▶ Work to do: Pictures stay out; everything else in the records below is copied exactly.

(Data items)
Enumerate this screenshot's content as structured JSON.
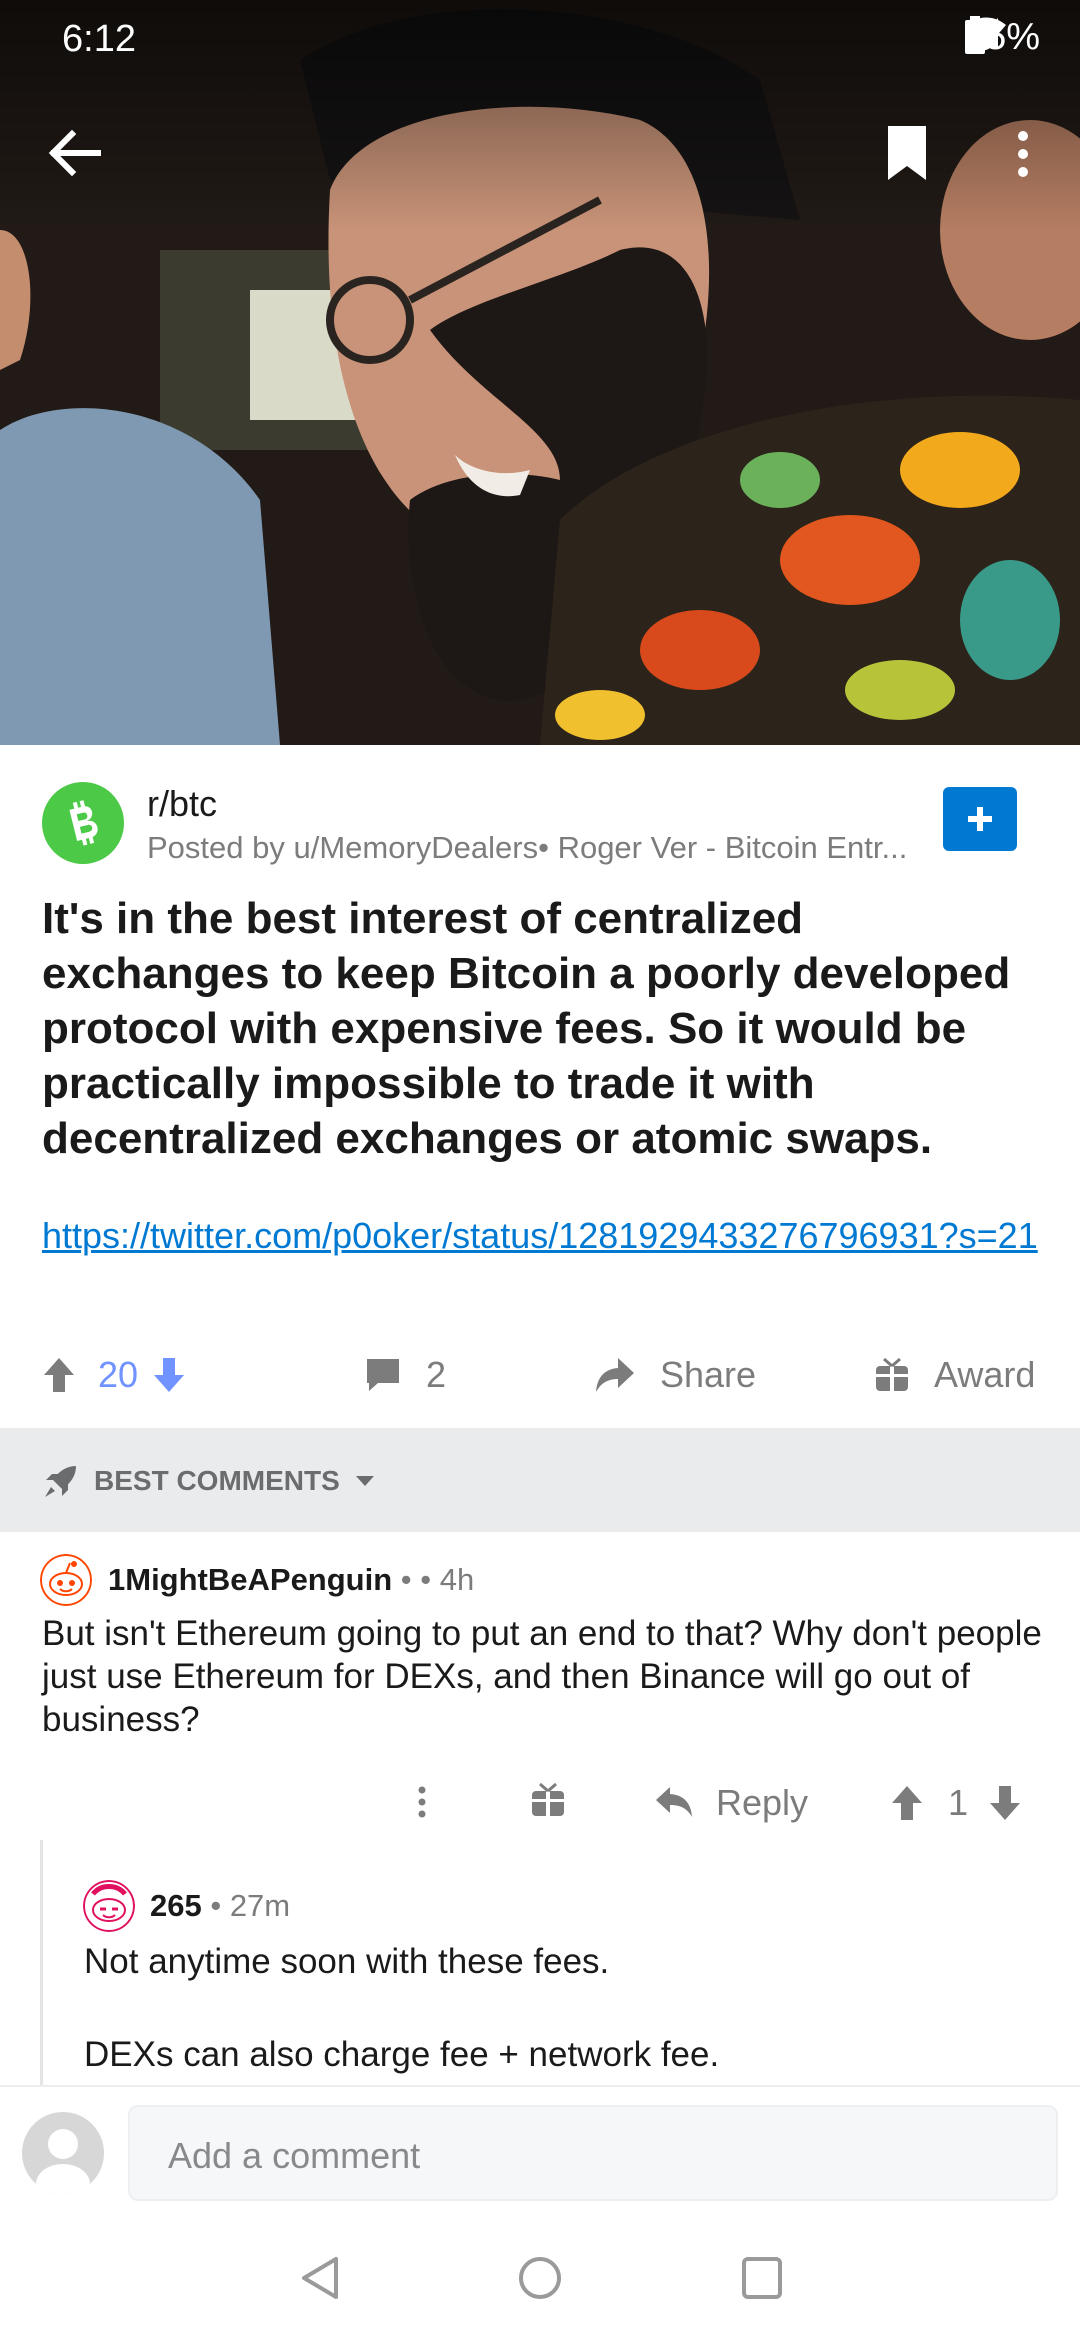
{
  "status_bar": {
    "time": "6:12",
    "battery": "75%"
  },
  "post": {
    "subreddit": "r/btc",
    "posted_by": "Posted by u/MemoryDealers• Roger Ver - Bitcoin Entr...",
    "title": "It's in the best interest of centralized exchanges to keep Bitcoin a poorly developed protocol with expensive fees. So it would be practically impossible to trade it with decentralized exchanges or atomic swaps.",
    "link": "https://twitter.com/p0oker/status/1281929433276796931?s=21",
    "votes": "20",
    "comments": "2",
    "share_label": "Share",
    "award_label": "Award"
  },
  "sort": {
    "label": "BEST COMMENTS"
  },
  "comments": [
    {
      "author": "1MightBeAPenguin",
      "meta": " • • 4h",
      "body": "But isn't Ethereum going to put an end to that? Why don't people just use Ethereum for DEXs, and then Binance will go out of business?",
      "reply_label": "Reply",
      "votes": "1"
    },
    {
      "author": "265",
      "meta": " • 27m",
      "body_line1": "Not anytime soon with these fees.",
      "body_line2": "DEXs can also charge fee + network fee."
    }
  ],
  "composer": {
    "placeholder": "Add a comment"
  },
  "colors": {
    "accent": "#0079d3",
    "upvote": "#7193ff",
    "sort_bg": "#eaebec"
  }
}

▶ Complete output:
Enumerate this screenshot's content as structured JSON.
{
  "status_bar": {
    "time": "6:12",
    "battery": "75%"
  },
  "post": {
    "subreddit": "r/btc",
    "posted_by": "Posted by u/MemoryDealers• Roger Ver - Bitcoin Entr...",
    "title": "It's in the best interest of centralized exchanges to keep Bitcoin a poorly developed protocol with expensive fees. So it would be practically impossible to trade it with decentralized exchanges or atomic swaps.",
    "link": "https://twitter.com/p0oker/status/1281929433276796931?s=21",
    "votes": "20",
    "comments": "2",
    "share_label": "Share",
    "award_label": "Award"
  },
  "sort": {
    "label": "BEST COMMENTS"
  },
  "comments": [
    {
      "author": "1MightBeAPenguin",
      "meta": " • • 4h",
      "body": "But isn't Ethereum going to put an end to that? Why don't people just use Ethereum for DEXs, and then Binance will go out of business?",
      "reply_label": "Reply",
      "votes": "1"
    },
    {
      "author": "265",
      "meta": " • 27m",
      "body_line1": "Not anytime soon with these fees.",
      "body_line2": "DEXs can also charge fee + network fee."
    }
  ],
  "composer": {
    "placeholder": "Add a comment"
  },
  "colors": {
    "accent": "#0079d3",
    "upvote": "#7193ff",
    "sort_bg": "#eaebec"
  }
}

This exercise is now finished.